**Exercise aim**
Gather every line in the records below that contains the word "Prženo".

____________________

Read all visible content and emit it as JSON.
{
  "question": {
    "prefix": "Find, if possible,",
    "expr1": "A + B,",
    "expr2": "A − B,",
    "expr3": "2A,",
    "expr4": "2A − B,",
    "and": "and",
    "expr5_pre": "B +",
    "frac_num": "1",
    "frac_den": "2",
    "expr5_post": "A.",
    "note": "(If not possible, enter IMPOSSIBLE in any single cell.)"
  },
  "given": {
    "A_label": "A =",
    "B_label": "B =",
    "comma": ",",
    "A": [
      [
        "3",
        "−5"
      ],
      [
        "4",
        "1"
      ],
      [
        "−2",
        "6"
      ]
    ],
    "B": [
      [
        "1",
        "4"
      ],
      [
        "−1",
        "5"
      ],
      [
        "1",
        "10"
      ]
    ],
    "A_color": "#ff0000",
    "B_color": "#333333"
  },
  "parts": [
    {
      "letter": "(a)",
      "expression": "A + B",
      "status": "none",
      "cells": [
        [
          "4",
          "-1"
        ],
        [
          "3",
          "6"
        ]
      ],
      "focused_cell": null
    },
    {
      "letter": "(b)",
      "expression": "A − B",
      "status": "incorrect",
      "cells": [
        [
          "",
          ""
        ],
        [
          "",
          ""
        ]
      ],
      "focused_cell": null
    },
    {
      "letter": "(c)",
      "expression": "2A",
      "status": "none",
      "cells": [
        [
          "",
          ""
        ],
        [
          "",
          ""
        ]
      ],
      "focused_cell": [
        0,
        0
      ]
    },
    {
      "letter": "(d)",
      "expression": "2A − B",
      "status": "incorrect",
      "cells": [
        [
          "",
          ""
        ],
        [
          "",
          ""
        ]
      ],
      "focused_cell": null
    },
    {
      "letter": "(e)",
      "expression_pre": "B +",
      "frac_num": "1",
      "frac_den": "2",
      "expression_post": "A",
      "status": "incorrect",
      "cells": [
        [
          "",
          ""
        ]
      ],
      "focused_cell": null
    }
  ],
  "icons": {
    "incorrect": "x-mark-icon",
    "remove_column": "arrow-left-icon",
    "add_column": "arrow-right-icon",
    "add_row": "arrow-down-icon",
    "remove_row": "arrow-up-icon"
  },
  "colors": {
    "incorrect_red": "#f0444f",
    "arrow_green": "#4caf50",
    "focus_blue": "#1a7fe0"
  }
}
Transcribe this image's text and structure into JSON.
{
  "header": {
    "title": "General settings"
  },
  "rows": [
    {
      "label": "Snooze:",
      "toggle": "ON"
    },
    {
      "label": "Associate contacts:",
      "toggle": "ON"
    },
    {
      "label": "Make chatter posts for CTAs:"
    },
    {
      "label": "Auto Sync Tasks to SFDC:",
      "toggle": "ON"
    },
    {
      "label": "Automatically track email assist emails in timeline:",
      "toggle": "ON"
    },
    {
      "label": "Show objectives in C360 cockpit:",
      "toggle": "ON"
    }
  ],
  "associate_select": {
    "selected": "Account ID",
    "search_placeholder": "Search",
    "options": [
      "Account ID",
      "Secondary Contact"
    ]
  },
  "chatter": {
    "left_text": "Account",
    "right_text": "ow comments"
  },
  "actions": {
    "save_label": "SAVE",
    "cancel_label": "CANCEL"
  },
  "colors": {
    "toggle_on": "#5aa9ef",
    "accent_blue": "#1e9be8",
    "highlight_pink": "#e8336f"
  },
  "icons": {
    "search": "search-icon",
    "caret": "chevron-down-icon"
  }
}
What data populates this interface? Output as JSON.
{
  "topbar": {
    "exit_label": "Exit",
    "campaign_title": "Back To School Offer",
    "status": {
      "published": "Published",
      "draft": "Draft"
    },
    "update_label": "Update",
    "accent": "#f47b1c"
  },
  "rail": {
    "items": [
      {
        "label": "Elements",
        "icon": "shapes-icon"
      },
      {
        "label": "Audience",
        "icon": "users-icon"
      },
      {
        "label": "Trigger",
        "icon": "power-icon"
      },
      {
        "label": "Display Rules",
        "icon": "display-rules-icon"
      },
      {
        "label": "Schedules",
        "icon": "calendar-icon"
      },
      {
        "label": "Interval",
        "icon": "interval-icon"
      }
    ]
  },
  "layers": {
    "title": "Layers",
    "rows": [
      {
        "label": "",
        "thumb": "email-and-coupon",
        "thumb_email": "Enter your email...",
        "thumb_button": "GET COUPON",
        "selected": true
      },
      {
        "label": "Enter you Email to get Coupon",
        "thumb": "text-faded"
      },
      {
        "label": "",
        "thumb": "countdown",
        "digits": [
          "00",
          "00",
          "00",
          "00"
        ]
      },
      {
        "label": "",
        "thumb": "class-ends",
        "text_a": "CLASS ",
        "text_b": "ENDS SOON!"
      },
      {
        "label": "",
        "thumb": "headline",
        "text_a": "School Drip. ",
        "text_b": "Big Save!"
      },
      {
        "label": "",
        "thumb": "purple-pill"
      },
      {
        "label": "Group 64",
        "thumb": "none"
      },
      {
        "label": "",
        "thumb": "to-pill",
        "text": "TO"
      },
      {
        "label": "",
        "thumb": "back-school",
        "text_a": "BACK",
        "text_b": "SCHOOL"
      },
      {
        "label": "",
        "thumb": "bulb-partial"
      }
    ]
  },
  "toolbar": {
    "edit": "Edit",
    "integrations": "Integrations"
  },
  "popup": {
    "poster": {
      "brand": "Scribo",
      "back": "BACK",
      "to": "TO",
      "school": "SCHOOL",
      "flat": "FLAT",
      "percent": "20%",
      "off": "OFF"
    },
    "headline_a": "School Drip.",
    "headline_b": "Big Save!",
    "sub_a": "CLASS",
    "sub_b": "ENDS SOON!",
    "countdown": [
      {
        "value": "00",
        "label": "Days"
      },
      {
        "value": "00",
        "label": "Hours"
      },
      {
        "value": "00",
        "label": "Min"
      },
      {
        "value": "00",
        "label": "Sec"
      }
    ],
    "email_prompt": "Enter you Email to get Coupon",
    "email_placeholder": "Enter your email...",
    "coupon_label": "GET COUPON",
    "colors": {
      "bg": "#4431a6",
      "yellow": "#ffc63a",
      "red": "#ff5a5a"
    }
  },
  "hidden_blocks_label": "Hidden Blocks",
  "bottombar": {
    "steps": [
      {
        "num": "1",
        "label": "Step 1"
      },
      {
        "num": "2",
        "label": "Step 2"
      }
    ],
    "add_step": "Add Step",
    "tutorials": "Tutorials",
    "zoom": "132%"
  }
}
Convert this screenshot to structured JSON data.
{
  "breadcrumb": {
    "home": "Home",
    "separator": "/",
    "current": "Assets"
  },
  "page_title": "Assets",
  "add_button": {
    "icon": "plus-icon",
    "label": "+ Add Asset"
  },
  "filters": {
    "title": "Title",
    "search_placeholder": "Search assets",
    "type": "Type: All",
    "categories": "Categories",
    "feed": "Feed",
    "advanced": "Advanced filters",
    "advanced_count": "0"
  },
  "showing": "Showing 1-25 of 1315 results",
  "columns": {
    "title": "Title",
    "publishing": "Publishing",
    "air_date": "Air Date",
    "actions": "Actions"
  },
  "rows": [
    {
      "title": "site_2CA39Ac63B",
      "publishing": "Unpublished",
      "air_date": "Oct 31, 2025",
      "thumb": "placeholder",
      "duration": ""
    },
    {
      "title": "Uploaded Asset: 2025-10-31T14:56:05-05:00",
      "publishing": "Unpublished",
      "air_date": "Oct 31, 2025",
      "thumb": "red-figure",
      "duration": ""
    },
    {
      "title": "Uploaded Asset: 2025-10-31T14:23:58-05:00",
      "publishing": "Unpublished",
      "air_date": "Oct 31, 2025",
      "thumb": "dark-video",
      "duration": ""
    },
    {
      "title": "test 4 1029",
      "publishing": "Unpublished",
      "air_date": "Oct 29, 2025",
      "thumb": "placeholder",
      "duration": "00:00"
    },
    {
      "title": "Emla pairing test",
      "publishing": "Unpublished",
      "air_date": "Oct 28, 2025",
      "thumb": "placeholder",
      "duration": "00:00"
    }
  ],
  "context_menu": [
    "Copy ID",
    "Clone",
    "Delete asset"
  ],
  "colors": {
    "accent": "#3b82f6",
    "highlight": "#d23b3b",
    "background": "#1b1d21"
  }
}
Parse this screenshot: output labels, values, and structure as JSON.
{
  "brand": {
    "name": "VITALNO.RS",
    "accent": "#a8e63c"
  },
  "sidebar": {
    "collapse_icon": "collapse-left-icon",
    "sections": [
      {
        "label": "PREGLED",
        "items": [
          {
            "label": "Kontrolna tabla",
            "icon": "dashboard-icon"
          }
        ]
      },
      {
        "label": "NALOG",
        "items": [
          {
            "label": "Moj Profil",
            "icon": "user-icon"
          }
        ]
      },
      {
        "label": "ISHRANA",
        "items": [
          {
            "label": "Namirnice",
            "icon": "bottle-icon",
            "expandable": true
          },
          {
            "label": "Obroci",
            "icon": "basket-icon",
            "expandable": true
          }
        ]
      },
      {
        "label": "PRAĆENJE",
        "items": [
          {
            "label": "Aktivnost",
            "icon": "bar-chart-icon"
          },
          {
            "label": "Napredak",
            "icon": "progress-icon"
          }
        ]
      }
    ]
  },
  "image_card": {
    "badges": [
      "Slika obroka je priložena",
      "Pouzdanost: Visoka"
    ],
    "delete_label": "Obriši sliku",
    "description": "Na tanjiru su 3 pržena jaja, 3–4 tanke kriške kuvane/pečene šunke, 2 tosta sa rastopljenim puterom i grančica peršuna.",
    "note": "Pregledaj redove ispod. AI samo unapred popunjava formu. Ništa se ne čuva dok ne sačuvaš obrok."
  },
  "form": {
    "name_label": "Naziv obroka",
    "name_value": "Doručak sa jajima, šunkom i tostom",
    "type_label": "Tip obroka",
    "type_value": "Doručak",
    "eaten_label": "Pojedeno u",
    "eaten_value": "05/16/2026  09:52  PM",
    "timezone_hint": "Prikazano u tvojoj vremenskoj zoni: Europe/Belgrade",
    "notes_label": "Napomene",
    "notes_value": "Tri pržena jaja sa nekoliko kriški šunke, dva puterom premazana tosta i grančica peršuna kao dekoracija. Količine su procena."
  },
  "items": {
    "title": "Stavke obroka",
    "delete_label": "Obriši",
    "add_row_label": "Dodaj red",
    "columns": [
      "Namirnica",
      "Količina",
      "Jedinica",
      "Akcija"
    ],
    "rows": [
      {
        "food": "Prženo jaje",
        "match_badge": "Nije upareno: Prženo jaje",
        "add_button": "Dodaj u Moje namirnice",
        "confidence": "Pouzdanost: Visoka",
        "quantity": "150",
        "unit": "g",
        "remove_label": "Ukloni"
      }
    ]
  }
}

____________________

**Solved problem**
        "food": "Prženo jaje",
        "match_badge": "Nije upareno: Prženo jaje",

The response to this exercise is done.